* Short problem:
Emit the entire listing verbatim.
** Start **
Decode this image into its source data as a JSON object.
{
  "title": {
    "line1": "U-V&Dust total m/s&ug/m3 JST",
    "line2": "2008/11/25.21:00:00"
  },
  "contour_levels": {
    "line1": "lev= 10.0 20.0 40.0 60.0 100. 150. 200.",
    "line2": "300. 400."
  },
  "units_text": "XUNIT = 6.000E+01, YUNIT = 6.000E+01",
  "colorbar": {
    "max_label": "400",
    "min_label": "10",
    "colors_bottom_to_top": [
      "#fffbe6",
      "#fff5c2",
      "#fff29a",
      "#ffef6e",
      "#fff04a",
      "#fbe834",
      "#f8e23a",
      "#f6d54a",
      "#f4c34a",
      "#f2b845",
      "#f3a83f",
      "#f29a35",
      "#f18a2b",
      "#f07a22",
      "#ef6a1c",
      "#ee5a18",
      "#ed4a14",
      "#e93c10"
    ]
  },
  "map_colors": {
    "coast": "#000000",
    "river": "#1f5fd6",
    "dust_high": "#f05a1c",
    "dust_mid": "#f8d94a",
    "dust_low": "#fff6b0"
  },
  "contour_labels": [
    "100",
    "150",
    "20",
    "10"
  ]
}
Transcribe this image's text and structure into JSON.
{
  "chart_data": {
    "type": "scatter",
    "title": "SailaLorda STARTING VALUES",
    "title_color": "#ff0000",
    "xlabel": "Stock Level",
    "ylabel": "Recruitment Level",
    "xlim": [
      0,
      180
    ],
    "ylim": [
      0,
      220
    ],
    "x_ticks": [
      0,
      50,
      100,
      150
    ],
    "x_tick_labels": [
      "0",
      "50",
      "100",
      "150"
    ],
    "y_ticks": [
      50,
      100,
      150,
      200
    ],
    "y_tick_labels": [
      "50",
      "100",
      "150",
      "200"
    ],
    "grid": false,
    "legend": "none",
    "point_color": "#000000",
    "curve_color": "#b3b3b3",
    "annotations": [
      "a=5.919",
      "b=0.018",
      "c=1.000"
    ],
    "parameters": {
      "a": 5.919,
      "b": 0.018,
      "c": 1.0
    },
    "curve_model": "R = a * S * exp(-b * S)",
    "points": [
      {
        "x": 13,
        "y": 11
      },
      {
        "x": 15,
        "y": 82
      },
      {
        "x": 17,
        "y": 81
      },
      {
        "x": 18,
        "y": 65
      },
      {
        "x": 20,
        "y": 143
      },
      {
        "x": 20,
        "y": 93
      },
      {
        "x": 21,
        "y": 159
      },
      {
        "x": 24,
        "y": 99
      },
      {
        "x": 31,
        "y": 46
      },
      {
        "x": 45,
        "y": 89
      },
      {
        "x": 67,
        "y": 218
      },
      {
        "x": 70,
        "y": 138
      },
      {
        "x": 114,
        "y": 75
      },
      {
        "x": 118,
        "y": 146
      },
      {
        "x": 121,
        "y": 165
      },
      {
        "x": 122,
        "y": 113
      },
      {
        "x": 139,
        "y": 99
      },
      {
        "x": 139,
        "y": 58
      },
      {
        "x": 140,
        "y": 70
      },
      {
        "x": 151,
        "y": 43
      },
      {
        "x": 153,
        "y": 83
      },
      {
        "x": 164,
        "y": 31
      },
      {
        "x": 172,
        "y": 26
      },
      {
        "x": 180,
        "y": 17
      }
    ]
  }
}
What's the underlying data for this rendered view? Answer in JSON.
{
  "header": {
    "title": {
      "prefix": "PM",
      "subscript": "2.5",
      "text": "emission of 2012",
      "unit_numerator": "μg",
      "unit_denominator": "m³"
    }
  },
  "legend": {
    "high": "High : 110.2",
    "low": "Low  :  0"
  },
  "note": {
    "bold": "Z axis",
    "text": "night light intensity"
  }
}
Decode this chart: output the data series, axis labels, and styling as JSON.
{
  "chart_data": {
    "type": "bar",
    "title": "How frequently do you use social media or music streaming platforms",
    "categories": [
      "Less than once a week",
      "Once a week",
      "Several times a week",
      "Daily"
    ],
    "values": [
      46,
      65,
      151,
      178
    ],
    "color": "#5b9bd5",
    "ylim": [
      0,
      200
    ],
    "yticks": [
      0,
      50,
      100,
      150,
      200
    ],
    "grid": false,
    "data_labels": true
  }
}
** End **
* Exercise answer:
Decode this image into its source data as a JSON object.
{
  "title": {
    "line1": "U-V&Dust total m/s&ug/m3 JST",
    "line2": "2008/11/25.21:00:00"
  },
  "contour_levels": {
    "line1": "lev= 10.0 20.0 40.0 60.0 100. 150. 200.",
    "line2": "300. 400."
  },
  "units_text": "XUNIT = 6.000E+01, YUNIT = 6.000E+01",
  "colorbar": {
    "max_label": "400",
    "min_label": "10",
    "colors_bottom_to_top": [
      "#fffbe6",
      "#fff5c2",
      "#fff29a",
      "#ffef6e",
      "#fff04a",
      "#fbe834",
      "#f8e23a",
      "#f6d54a",
      "#f4c34a",
      "#f2b845",
      "#f3a83f",
      "#f29a35",
      "#f18a2b",
      "#f07a22",
      "#ef6a1c",
      "#ee5a18",
      "#ed4a14",
      "#e93c10"
    ]
  },
  "map_colors": {
    "coast": "#000000",
    "river": "#1f5fd6",
    "dust_high": "#f05a1c",
    "dust_mid": "#f8d94a",
    "dust_low": "#fff6b0"
  },
  "contour_labels": [
    "100",
    "150",
    "20",
    "10"
  ]
}
Transcribe this image's text and structure into JSON.
{
  "chart_data": {
    "type": "scatter",
    "title": "SailaLorda STARTING VALUES",
    "title_color": "#ff0000",
    "xlabel": "Stock Level",
    "ylabel": "Recruitment Level",
    "xlim": [
      0,
      180
    ],
    "ylim": [
      0,
      220
    ],
    "x_ticks": [
      0,
      50,
      100,
      150
    ],
    "x_tick_labels": [
      "0",
      "50",
      "100",
      "150"
    ],
    "y_ticks": [
      50,
      100,
      150,
      200
    ],
    "y_tick_labels": [
      "50",
      "100",
      "150",
      "200"
    ],
    "grid": false,
    "legend": "none",
    "point_color": "#000000",
    "curve_color": "#b3b3b3",
    "annotations": [
      "a=5.919",
      "b=0.018",
      "c=1.000"
    ],
    "parameters": {
      "a": 5.919,
      "b": 0.018,
      "c": 1.0
    },
    "curve_model": "R = a * S * exp(-b * S)",
    "points": [
      {
        "x": 13,
        "y": 11
      },
      {
        "x": 15,
        "y": 82
      },
      {
        "x": 17,
        "y": 81
      },
      {
        "x": 18,
        "y": 65
      },
      {
        "x": 20,
        "y": 143
      },
      {
        "x": 20,
        "y": 93
      },
      {
        "x": 21,
        "y": 159
      },
      {
        "x": 24,
        "y": 99
      },
      {
        "x": 31,
        "y": 46
      },
      {
        "x": 45,
        "y": 89
      },
      {
        "x": 67,
        "y": 218
      },
      {
        "x": 70,
        "y": 138
      },
      {
        "x": 114,
        "y": 75
      },
      {
        "x": 118,
        "y": 146
      },
      {
        "x": 121,
        "y": 165
      },
      {
        "x": 122,
        "y": 113
      },
      {
        "x": 139,
        "y": 99
      },
      {
        "x": 139,
        "y": 58
      },
      {
        "x": 140,
        "y": 70
      },
      {
        "x": 151,
        "y": 43
      },
      {
        "x": 153,
        "y": 83
      },
      {
        "x": 164,
        "y": 31
      },
      {
        "x": 172,
        "y": 26
      },
      {
        "x": 180,
        "y": 17
      }
    ]
  }
}
What's the underlying data for this rendered view? Answer in JSON.
{
  "header": {
    "title": {
      "prefix": "PM",
      "subscript": "2.5",
      "text": "emission of 2012",
      "unit_numerator": "μg",
      "unit_denominator": "m³"
    }
  },
  "legend": {
    "high": "High : 110.2",
    "low": "Low  :  0"
  },
  "note": {
    "bold": "Z axis",
    "text": "night light intensity"
  }
}
Decode this chart: output the data series, axis labels, and styling as JSON.
{
  "chart_data": {
    "type": "bar",
    "title": "How frequently do you use social media or music streaming platforms",
    "categories": [
      "Less than once a week",
      "Once a week",
      "Several times a week",
      "Daily"
    ],
    "values": [
      46,
      65,
      151,
      178
    ],
    "color": "#5b9bd5",
    "ylim": [
      0,
      200
    ],
    "yticks": [
      0,
      50,
      100,
      150,
      200
    ],
    "grid": false,
    "data_labels": true
  }
}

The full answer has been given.